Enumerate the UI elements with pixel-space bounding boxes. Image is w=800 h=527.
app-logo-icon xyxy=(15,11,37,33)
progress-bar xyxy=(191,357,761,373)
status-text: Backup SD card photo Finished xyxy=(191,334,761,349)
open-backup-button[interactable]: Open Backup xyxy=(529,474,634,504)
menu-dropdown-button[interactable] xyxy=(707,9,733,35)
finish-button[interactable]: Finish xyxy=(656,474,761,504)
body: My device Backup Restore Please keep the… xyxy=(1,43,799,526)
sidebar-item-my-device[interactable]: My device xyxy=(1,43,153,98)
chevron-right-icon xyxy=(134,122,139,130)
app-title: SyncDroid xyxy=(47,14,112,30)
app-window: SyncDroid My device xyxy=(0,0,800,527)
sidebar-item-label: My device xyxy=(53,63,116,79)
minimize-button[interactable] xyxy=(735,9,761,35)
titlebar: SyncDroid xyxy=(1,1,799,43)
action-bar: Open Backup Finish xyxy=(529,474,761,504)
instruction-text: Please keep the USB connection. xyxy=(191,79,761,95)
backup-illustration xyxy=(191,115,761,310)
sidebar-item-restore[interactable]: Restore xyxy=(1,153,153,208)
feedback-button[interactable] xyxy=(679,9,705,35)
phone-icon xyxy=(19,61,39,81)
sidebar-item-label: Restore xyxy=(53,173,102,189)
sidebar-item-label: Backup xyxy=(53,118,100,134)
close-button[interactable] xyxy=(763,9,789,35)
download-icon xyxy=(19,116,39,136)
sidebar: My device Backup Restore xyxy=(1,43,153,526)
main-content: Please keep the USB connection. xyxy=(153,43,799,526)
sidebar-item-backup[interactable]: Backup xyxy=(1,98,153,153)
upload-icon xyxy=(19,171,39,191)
****
> **WHAT THE EXERCISE ASKS**:
Copy the listing above line for line, with no changes.

> **THE OUTPUT**:
Enumerate the UI elements with pixel-space bounding boxes. Image is w=800 h=527.
app-logo-icon xyxy=(15,11,37,33)
progress-bar xyxy=(191,357,761,373)
status-text: Backup SD card photo Finished xyxy=(191,334,761,349)
open-backup-button[interactable]: Open Backup xyxy=(529,474,634,504)
menu-dropdown-button[interactable] xyxy=(707,9,733,35)
finish-button[interactable]: Finish xyxy=(656,474,761,504)
body: My device Backup Restore Please keep the… xyxy=(1,43,799,526)
sidebar-item-my-device[interactable]: My device xyxy=(1,43,153,98)
chevron-right-icon xyxy=(134,122,139,130)
app-title: SyncDroid xyxy=(47,14,112,30)
app-window: SyncDroid My device xyxy=(0,0,800,527)
sidebar-item-label: My device xyxy=(53,63,116,79)
minimize-button[interactable] xyxy=(735,9,761,35)
titlebar: SyncDroid xyxy=(1,1,799,43)
action-bar: Open Backup Finish xyxy=(529,474,761,504)
instruction-text: Please keep the USB connection. xyxy=(191,79,761,95)
backup-illustration xyxy=(191,115,761,310)
sidebar-item-restore[interactable]: Restore xyxy=(1,153,153,208)
feedback-button[interactable] xyxy=(679,9,705,35)
phone-icon xyxy=(19,61,39,81)
sidebar-item-label: Restore xyxy=(53,173,102,189)
sidebar-item-label: Backup xyxy=(53,118,100,134)
close-button[interactable] xyxy=(763,9,789,35)
download-icon xyxy=(19,116,39,136)
sidebar: My device Backup Restore xyxy=(1,43,153,526)
main-content: Please keep the USB connection. xyxy=(153,43,799,526)
sidebar-item-backup[interactable]: Backup xyxy=(1,98,153,153)
upload-icon xyxy=(19,171,39,191)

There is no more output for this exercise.